### [TÂCHE]
D'après l'extrait sur le réchauffement climatique et les rendements en alcool pur, quel était le TAV moyen des vins en 1992 ?

### [EXTRAIT CHOISI]
··········
Le réchauffement climatique tire vers le haut les rendements moyens en alcool pur

 

            L’incidence réchauffement climatique a été très perceptible en 2018 avec un l’été et un automne chaud et sec. La véraison est intervenue assez tôt et ensuite, la phase de maturation a permis aux raisins d’ugni blanc d’atteindre des teneurs en alcool élevées dans toutes les situations de rendements. Ce potentiel de maturation élevé a en quelque sorte boosté le rendement moyen régional en hl d’’alcool pur. Le vieil adage régional qui reliait les millésimes généreux en rendements volumiques à de faibles niveaux de richesse en alcool des vins est de moins en moins vrai. Par exemple, en 1992, avec un rendement volumique moyen de 163 hl/ha, le TAV moyen des vins n’avait été que de 8 % vol. Cette année, à un niveau identique de production, les TAV des vins étaient souvent proches de 9,5 à 10 % vol. Les phases de maturation plus précoce et surtout plus complète tirent vers le haut le rendement moyen en hl d’AP/ha. 2018, est la parfaite illustration de ce phénomène. L’effet rendement volumique a été bonifié par des TAV élevés dans toutes les zones de la région délimitée.
··········
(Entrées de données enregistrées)
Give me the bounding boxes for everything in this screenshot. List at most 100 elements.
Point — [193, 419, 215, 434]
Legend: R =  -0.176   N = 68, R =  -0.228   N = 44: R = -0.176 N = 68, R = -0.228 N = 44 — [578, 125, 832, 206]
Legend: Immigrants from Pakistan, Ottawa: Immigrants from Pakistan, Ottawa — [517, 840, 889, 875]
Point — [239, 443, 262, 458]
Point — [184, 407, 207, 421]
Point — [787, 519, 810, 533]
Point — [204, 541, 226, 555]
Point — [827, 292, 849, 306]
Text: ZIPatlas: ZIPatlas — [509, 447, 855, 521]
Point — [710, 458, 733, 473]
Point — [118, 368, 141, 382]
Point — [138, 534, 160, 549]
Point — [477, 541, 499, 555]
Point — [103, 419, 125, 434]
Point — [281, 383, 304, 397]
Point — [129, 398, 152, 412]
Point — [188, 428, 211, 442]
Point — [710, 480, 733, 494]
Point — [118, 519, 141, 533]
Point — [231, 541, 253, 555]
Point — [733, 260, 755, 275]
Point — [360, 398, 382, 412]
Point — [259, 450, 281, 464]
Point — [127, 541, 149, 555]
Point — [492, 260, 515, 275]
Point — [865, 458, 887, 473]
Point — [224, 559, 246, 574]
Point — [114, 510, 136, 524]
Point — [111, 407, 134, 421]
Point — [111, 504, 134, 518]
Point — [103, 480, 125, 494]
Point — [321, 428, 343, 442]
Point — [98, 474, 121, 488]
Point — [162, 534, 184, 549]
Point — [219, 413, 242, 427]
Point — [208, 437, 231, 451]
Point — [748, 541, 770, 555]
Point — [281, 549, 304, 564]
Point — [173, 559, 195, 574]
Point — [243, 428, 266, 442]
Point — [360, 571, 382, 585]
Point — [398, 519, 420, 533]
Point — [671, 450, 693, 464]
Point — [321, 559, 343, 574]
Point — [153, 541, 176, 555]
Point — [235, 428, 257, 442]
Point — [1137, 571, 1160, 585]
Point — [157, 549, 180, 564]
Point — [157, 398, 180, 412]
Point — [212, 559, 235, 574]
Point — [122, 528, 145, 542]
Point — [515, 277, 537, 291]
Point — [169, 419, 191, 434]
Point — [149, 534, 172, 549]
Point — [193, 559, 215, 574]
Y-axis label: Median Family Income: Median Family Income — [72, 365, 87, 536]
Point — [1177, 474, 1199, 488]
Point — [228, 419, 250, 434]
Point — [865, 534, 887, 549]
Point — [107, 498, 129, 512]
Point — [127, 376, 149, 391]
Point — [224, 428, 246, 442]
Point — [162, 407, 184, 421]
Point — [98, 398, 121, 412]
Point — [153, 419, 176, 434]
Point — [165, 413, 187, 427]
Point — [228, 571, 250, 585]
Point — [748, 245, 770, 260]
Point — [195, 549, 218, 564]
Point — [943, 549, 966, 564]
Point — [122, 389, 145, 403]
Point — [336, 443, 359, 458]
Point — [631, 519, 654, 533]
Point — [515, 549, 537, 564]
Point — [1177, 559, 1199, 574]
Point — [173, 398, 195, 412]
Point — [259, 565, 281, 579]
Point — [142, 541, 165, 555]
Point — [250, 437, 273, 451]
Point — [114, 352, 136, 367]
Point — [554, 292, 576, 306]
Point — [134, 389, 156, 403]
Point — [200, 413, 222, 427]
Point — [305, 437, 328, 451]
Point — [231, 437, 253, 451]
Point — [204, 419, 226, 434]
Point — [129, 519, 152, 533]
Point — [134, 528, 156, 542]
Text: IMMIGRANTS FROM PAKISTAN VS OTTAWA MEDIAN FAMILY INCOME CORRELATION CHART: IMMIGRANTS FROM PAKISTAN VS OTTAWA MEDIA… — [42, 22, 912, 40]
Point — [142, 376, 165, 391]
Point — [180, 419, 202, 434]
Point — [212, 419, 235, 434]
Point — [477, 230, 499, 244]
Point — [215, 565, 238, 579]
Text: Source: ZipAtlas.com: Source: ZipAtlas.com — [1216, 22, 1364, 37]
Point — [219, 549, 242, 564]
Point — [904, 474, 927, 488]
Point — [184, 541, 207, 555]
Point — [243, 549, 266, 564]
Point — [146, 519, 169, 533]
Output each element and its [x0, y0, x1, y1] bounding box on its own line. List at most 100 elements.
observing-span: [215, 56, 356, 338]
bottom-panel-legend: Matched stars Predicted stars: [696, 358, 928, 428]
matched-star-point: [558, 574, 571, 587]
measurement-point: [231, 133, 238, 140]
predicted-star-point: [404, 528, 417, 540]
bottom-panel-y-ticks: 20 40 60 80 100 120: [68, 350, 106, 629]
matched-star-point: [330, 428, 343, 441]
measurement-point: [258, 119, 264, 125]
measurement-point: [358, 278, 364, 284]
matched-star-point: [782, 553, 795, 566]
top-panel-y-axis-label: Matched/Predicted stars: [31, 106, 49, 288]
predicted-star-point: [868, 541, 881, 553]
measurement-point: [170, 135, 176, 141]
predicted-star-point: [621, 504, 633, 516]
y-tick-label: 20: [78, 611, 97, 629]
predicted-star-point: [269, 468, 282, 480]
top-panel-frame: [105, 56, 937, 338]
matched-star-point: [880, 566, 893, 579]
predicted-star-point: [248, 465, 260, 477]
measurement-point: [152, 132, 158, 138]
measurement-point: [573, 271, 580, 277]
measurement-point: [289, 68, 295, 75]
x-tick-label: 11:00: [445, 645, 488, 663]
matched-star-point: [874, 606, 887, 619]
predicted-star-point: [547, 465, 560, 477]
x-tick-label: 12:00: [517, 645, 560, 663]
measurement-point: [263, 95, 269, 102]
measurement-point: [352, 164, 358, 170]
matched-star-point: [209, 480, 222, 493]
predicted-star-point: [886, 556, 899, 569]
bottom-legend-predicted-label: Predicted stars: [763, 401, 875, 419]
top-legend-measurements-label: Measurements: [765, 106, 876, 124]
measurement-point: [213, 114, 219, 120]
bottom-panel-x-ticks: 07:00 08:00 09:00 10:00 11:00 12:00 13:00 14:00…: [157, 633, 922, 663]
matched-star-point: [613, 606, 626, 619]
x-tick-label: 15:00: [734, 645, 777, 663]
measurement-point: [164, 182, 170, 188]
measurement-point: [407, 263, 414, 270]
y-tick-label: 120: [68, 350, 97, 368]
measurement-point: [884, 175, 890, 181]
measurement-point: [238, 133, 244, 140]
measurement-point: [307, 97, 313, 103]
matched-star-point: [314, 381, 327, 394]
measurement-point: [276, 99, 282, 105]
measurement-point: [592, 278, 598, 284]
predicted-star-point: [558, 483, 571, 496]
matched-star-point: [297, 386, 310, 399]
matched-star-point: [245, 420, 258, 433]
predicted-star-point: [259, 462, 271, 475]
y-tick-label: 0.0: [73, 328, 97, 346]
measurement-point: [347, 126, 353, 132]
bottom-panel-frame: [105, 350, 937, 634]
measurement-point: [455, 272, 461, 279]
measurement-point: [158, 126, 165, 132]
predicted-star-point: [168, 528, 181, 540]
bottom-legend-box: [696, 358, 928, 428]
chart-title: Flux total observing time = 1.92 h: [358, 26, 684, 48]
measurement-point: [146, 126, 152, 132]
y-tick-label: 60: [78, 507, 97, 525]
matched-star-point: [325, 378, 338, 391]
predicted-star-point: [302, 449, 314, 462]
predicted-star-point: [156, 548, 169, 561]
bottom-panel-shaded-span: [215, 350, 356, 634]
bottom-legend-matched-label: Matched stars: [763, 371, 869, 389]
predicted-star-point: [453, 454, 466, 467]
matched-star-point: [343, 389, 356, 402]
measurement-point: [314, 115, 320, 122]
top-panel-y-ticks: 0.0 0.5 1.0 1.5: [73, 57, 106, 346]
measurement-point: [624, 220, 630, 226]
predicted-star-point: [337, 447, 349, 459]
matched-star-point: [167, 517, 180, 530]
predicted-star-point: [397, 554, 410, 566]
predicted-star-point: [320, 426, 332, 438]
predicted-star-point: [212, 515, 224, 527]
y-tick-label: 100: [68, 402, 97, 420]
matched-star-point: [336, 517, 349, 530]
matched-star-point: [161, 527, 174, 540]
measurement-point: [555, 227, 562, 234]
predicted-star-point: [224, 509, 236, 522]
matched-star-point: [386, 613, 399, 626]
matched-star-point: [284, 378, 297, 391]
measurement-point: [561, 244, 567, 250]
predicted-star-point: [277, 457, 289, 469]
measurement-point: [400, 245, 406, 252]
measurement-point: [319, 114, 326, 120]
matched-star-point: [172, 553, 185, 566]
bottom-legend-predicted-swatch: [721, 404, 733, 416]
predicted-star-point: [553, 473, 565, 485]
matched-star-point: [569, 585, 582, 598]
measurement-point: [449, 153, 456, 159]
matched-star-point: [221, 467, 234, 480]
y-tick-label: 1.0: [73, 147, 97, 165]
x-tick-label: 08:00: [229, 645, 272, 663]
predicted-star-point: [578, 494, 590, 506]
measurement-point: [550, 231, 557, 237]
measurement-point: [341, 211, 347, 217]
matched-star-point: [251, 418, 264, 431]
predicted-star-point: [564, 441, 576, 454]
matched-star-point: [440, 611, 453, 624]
··········
### [RÉPONSE]
8 % vol.